What you need to do -> In the material below, find each line holding the string "text" and copy it.

-- begin --

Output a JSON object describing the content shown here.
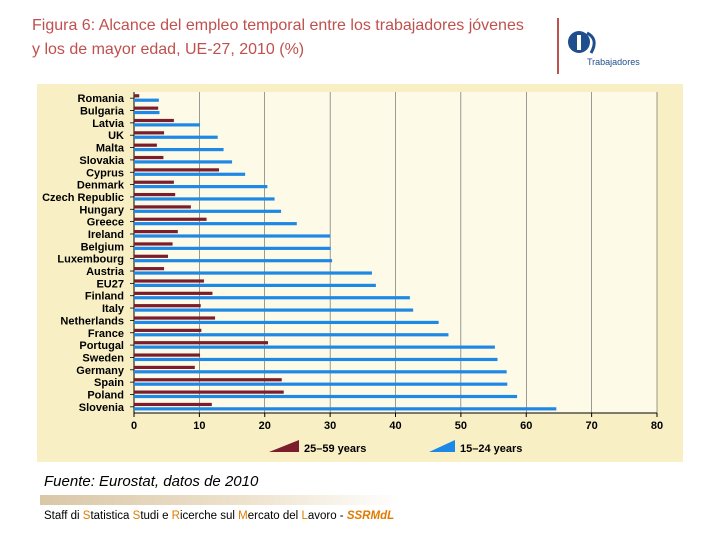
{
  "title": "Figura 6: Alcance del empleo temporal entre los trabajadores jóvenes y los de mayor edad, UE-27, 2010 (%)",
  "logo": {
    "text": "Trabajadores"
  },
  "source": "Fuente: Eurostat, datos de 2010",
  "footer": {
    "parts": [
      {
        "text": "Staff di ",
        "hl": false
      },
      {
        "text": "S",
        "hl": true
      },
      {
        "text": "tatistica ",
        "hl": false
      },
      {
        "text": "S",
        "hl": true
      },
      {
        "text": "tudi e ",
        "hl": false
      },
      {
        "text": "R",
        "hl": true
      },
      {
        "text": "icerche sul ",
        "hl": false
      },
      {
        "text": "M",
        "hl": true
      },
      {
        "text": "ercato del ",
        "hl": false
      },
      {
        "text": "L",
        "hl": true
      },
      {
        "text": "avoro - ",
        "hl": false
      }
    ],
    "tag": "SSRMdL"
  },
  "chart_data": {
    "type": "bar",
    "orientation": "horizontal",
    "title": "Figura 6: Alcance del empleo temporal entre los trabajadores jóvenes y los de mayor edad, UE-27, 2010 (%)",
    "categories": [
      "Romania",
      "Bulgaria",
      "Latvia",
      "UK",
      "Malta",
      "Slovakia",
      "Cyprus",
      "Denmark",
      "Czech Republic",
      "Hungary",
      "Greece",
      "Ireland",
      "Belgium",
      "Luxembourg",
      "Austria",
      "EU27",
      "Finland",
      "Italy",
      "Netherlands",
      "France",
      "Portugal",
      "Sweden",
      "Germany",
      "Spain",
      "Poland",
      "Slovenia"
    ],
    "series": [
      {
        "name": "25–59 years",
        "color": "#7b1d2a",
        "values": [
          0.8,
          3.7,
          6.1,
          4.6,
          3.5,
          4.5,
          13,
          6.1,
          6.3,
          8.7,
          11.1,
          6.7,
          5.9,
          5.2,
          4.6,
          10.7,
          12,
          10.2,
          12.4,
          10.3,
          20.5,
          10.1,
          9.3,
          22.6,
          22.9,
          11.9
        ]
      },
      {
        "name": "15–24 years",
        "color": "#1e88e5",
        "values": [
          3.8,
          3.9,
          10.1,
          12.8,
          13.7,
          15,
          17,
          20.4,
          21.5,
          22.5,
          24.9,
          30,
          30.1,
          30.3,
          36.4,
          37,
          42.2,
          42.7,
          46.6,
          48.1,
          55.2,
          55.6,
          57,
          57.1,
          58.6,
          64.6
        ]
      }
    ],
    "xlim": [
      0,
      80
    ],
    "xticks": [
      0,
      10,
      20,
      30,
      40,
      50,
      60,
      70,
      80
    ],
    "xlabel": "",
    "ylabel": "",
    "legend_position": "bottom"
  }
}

-- end --
-- begin --

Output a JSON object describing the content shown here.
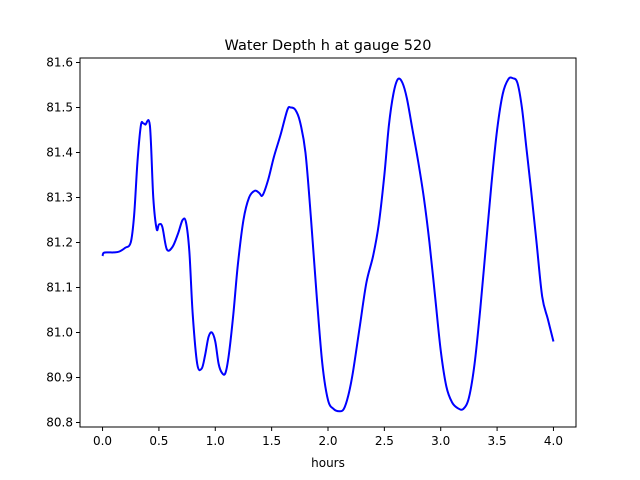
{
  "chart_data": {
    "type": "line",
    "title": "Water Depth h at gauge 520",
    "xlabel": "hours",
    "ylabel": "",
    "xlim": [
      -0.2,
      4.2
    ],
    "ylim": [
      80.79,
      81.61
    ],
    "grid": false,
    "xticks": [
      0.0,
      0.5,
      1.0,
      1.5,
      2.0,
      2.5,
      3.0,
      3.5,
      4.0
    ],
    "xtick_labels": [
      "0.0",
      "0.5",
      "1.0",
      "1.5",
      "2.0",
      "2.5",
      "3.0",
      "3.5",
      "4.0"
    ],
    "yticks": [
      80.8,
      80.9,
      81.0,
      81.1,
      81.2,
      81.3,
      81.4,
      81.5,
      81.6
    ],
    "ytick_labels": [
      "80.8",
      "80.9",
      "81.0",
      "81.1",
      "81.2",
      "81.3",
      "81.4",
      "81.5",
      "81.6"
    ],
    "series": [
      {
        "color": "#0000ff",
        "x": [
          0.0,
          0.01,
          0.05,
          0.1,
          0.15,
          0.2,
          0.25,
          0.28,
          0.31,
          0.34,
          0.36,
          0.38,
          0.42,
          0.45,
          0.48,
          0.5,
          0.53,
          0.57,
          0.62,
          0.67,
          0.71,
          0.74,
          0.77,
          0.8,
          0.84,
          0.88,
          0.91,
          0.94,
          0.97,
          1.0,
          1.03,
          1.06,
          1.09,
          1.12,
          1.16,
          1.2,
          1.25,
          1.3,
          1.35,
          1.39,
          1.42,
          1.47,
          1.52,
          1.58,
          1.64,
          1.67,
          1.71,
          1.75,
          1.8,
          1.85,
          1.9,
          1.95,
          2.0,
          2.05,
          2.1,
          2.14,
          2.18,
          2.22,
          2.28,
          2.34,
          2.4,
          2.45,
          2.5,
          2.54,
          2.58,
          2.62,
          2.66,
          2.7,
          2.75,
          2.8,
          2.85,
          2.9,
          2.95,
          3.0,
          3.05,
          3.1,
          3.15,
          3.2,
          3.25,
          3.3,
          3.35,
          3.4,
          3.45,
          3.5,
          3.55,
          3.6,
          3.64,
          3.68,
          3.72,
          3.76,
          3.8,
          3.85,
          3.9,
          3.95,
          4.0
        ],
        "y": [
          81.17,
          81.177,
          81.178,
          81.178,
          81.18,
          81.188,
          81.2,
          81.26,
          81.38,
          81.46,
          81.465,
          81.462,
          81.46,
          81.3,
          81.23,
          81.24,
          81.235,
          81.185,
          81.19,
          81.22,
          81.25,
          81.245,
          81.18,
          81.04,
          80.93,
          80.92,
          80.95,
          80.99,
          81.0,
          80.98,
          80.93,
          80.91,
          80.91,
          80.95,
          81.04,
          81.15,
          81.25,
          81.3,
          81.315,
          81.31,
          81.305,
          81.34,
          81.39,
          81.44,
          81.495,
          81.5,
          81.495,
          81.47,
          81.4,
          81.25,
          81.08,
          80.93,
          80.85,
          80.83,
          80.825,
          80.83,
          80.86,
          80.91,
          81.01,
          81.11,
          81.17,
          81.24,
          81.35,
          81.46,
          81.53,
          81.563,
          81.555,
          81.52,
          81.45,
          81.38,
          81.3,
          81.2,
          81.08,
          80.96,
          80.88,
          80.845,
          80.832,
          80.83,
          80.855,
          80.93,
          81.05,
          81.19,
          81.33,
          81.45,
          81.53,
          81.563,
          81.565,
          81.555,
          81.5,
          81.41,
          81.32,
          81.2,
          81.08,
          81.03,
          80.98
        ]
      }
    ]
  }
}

-- end --
-- begin --

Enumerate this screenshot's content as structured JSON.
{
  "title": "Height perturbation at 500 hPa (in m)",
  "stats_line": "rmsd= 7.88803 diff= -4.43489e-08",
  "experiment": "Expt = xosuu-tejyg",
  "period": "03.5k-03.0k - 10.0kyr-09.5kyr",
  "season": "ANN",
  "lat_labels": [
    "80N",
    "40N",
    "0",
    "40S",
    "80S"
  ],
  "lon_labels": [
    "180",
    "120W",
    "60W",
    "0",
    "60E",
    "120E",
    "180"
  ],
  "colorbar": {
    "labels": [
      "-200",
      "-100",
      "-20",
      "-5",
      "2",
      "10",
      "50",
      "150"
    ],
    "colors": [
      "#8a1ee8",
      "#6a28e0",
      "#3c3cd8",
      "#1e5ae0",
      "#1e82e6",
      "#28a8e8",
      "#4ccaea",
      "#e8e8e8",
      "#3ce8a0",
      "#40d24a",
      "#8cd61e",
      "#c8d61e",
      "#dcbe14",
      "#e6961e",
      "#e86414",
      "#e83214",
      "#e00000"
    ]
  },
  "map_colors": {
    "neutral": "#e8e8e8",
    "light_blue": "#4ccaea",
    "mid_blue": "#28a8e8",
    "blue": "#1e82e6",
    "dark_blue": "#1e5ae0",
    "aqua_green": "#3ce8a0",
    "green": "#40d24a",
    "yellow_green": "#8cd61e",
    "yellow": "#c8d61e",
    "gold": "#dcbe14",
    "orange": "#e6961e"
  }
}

-- end --

Output of the task ->
    "text": "Trabajadores"
        "text": "Staff di ",
        "text": "S",
        "text": "tatistica ",
        "text": "S",
        "text": "tudi e ",
        "text": "R",
        "text": "icerche sul ",
        "text": "M",
        "text": "ercato del ",
        "text": "L",
        "text": "avoro - ",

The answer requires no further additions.